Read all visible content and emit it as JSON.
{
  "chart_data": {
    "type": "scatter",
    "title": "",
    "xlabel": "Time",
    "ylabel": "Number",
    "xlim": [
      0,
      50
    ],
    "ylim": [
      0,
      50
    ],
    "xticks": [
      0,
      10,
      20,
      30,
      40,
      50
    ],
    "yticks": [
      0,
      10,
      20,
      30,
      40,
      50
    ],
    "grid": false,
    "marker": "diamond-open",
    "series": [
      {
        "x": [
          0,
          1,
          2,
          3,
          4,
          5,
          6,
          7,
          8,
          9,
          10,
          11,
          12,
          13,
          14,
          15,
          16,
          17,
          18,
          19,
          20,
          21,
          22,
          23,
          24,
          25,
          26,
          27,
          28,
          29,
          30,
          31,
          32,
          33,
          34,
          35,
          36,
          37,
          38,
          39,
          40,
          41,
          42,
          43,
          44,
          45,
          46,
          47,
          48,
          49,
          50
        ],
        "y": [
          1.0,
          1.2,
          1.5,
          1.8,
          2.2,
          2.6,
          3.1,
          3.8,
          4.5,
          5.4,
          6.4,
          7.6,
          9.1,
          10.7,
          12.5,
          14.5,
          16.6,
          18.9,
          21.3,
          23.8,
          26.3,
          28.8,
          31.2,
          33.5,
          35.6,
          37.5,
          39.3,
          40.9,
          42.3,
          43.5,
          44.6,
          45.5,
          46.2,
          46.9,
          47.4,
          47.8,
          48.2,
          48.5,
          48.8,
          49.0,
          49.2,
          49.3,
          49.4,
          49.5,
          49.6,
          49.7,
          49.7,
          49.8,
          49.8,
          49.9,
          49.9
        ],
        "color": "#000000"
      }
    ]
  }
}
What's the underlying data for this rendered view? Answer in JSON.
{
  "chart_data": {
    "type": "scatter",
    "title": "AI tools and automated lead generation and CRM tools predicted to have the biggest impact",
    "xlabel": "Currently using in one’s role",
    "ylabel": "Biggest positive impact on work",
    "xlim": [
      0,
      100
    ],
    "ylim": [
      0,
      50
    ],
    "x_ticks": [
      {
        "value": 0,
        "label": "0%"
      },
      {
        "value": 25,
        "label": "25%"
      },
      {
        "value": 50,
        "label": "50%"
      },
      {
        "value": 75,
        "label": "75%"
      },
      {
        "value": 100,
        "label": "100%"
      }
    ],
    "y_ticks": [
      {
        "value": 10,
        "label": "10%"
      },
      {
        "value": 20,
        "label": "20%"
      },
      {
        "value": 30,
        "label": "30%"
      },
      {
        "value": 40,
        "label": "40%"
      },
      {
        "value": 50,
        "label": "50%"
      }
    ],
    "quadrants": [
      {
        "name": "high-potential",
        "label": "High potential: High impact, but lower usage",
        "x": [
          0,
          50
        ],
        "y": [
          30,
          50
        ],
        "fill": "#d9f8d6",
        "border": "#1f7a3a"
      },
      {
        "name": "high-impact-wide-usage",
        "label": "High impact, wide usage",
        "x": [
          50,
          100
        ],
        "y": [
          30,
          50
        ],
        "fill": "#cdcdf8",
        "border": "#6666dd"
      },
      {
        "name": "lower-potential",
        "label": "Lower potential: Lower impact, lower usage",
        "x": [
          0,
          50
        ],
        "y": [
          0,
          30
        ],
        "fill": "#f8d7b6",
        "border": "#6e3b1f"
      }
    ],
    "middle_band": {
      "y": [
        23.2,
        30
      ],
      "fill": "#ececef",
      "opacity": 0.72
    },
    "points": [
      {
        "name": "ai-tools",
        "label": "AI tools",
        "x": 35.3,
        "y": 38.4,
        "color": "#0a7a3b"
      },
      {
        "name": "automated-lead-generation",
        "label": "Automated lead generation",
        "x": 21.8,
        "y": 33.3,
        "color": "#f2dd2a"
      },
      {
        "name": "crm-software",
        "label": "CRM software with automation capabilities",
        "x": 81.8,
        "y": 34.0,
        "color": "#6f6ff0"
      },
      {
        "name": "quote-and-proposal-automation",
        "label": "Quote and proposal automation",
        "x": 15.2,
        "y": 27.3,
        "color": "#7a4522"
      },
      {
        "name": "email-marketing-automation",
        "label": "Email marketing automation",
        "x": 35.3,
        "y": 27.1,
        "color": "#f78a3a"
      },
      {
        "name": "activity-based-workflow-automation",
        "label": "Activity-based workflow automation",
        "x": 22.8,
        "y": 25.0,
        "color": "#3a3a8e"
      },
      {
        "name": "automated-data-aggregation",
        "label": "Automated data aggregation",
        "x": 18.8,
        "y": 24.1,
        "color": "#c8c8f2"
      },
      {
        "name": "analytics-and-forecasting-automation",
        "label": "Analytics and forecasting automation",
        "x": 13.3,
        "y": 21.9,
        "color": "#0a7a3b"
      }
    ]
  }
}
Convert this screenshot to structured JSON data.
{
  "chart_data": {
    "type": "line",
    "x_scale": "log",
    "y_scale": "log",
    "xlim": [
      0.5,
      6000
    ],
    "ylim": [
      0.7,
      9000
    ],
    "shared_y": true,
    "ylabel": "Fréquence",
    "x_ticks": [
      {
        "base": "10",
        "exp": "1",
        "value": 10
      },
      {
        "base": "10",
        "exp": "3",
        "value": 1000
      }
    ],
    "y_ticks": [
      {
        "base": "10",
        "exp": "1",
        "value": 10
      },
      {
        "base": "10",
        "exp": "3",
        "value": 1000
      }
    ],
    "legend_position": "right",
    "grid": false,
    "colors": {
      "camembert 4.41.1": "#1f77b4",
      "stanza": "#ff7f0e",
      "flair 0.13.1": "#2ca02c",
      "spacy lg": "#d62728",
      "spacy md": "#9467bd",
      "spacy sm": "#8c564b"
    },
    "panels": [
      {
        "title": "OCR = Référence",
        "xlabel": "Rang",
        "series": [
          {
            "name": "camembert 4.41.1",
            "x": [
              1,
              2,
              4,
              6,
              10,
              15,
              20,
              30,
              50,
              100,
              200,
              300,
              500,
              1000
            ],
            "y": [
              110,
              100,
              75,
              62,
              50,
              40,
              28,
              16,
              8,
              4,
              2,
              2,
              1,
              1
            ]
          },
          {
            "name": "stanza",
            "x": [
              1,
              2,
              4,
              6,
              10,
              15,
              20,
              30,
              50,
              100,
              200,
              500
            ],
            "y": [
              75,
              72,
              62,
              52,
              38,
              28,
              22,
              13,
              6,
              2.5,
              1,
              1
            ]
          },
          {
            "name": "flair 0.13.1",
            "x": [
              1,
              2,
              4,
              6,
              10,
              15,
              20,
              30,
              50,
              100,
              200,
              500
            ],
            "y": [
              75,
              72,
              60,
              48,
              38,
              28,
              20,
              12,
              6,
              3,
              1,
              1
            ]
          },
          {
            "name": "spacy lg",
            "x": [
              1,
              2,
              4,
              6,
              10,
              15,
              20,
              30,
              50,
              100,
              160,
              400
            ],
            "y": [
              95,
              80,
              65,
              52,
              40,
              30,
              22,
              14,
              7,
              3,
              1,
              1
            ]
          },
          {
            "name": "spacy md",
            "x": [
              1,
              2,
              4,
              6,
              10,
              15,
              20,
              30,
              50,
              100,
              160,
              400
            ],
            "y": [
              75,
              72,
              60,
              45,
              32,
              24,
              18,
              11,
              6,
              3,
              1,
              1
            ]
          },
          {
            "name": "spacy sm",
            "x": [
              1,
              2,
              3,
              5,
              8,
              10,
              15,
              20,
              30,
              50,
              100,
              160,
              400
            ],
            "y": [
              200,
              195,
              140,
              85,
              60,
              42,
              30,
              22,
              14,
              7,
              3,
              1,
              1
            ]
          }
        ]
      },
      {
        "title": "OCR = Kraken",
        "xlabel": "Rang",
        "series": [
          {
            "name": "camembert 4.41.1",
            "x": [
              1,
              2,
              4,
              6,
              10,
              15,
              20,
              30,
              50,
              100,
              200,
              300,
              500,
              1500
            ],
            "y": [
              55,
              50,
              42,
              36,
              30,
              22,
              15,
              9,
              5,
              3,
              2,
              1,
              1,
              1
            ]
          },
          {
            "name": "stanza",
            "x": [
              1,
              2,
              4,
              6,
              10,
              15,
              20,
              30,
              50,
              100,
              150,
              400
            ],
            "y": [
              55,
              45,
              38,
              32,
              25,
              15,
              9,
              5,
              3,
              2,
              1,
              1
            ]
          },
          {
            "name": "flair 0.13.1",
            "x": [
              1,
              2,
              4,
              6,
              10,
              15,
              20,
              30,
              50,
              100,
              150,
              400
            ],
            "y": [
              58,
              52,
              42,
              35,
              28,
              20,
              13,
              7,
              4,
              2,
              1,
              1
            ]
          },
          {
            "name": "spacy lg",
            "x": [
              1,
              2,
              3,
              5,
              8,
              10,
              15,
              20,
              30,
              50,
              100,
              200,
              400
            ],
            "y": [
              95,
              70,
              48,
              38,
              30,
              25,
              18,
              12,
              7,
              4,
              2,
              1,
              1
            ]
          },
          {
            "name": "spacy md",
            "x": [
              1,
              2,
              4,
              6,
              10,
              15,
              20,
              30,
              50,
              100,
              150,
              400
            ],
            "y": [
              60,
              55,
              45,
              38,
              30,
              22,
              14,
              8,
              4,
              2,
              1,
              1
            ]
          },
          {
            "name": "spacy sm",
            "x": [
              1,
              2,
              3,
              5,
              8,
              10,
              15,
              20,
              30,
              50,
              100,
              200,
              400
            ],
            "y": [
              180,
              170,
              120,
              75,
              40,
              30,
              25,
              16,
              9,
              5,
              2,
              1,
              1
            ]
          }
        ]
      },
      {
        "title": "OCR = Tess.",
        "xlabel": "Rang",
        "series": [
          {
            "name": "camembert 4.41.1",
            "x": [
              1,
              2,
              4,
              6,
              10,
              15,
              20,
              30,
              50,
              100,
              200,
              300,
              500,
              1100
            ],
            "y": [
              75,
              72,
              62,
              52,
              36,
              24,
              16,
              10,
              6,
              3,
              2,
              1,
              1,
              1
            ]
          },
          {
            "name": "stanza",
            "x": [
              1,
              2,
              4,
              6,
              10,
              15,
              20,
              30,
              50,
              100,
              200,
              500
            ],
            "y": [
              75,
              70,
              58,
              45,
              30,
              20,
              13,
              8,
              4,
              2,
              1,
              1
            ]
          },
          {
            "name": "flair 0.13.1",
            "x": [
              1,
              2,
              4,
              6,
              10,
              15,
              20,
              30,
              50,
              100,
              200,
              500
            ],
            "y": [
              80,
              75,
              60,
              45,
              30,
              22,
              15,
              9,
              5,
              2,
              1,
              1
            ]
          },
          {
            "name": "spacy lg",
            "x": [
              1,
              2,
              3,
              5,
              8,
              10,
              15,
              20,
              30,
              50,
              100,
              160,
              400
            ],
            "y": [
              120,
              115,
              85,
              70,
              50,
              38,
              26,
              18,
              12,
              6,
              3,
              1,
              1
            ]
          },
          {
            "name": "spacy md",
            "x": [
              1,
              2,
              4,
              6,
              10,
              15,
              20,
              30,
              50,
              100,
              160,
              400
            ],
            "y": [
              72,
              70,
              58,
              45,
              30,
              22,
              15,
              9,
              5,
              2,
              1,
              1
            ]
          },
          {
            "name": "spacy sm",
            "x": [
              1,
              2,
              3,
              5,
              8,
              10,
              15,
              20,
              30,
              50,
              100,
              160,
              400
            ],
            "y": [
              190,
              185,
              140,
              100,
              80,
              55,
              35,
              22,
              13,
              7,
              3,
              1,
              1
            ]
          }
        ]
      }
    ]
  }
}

- **Direction**
Using the listing, copy every line where the word "aggregation" shows up.

- **Written solution**
        "name": "automated-data-aggregation",
        "label": "Automated data aggregation",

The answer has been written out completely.